- **Listed entries**:

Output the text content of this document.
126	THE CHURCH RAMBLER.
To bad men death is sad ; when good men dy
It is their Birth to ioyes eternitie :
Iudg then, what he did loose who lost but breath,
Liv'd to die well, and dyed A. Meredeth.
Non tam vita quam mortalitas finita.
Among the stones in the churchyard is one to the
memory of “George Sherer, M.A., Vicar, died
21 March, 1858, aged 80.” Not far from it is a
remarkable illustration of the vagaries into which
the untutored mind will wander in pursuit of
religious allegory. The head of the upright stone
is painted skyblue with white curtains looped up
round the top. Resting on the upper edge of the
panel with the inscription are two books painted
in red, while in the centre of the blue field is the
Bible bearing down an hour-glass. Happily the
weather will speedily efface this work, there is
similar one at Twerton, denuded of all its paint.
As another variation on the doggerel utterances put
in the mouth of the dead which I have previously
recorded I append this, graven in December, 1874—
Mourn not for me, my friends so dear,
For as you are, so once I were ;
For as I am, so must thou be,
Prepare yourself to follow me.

==

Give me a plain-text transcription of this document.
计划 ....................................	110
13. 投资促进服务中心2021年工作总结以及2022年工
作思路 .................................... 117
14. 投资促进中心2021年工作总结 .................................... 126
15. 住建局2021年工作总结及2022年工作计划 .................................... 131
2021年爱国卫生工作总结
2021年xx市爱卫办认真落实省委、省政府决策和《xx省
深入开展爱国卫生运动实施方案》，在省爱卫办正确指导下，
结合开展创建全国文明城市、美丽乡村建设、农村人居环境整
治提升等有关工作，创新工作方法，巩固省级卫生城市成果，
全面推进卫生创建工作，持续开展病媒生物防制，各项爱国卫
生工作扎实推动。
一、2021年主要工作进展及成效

- **Objective**:
The records are above. How many lines in them contain the word "with"? Give the number alone.

- **Exercise result**:
2